== Data for this task ==
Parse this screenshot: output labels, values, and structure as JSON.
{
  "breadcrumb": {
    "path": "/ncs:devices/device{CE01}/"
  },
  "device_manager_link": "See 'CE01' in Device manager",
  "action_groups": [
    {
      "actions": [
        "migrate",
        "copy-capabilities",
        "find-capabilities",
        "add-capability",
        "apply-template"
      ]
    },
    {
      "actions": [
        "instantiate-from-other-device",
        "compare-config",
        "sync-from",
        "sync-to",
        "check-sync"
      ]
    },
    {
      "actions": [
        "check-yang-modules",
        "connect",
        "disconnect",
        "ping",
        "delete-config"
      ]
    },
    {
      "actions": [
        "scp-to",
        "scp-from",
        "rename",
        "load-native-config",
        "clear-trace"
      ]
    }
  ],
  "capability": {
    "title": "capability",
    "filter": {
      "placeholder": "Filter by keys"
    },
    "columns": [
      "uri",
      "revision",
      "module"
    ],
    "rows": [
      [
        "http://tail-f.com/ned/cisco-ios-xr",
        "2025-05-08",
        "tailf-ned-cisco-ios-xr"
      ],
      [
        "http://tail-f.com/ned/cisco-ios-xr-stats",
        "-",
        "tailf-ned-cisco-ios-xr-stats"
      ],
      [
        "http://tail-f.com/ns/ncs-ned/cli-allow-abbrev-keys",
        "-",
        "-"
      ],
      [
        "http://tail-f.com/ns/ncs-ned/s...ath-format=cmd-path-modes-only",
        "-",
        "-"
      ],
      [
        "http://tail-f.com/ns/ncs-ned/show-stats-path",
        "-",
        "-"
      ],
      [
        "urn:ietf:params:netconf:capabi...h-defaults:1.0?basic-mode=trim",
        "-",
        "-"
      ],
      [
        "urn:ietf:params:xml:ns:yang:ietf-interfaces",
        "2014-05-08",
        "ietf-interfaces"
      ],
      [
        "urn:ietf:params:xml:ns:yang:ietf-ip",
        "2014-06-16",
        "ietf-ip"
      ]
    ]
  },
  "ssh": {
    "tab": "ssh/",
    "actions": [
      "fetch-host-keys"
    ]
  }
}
===
Written exercise: Copy all the records above precisely.

Result for this exercise:
Parse this screenshot: output labels, values, and structure as JSON.
{
  "breadcrumb": {
    "path": "/ncs:devices/device{CE01}/"
  },
  "device_manager_link": "See 'CE01' in Device manager",
  "action_groups": [
    {
      "actions": [
        "migrate",
        "copy-capabilities",
        "find-capabilities",
        "add-capability",
        "apply-template"
      ]
    },
    {
      "actions": [
        "instantiate-from-other-device",
        "compare-config",
        "sync-from",
        "sync-to",
        "check-sync"
      ]
    },
    {
      "actions": [
        "check-yang-modules",
        "connect",
        "disconnect",
        "ping",
        "delete-config"
      ]
    },
    {
      "actions": [
        "scp-to",
        "scp-from",
        "rename",
        "load-native-config",
        "clear-trace"
      ]
    }
  ],
  "capability": {
    "title": "capability",
    "filter": {
      "placeholder": "Filter by keys"
    },
    "columns": [
      "uri",
      "revision",
      "module"
    ],
    "rows": [
      [
        "http://tail-f.com/ned/cisco-ios-xr",
        "2025-05-08",
        "tailf-ned-cisco-ios-xr"
      ],
      [
        "http://tail-f.com/ned/cisco-ios-xr-stats",
        "-",
        "tailf-ned-cisco-ios-xr-stats"
      ],
      [
        "http://tail-f.com/ns/ncs-ned/cli-allow-abbrev-keys",
        "-",
        "-"
      ],
      [
        "http://tail-f.com/ns/ncs-ned/s...ath-format=cmd-path-modes-only",
        "-",
        "-"
      ],
      [
        "http://tail-f.com/ns/ncs-ned/show-stats-path",
        "-",
        "-"
      ],
      [
        "urn:ietf:params:netconf:capabi...h-defaults:1.0?basic-mode=trim",
        "-",
        "-"
      ],
      [
        "urn:ietf:params:xml:ns:yang:ietf-interfaces",
        "2014-05-08",
        "ietf-interfaces"
      ],
      [
        "urn:ietf:params:xml:ns:yang:ietf-ip",
        "2014-06-16",
        "ietf-ip"
      ]
    ]
  },
  "ssh": {
    "tab": "ssh/",
    "actions": [
      "fetch-host-keys"
    ]
  }
}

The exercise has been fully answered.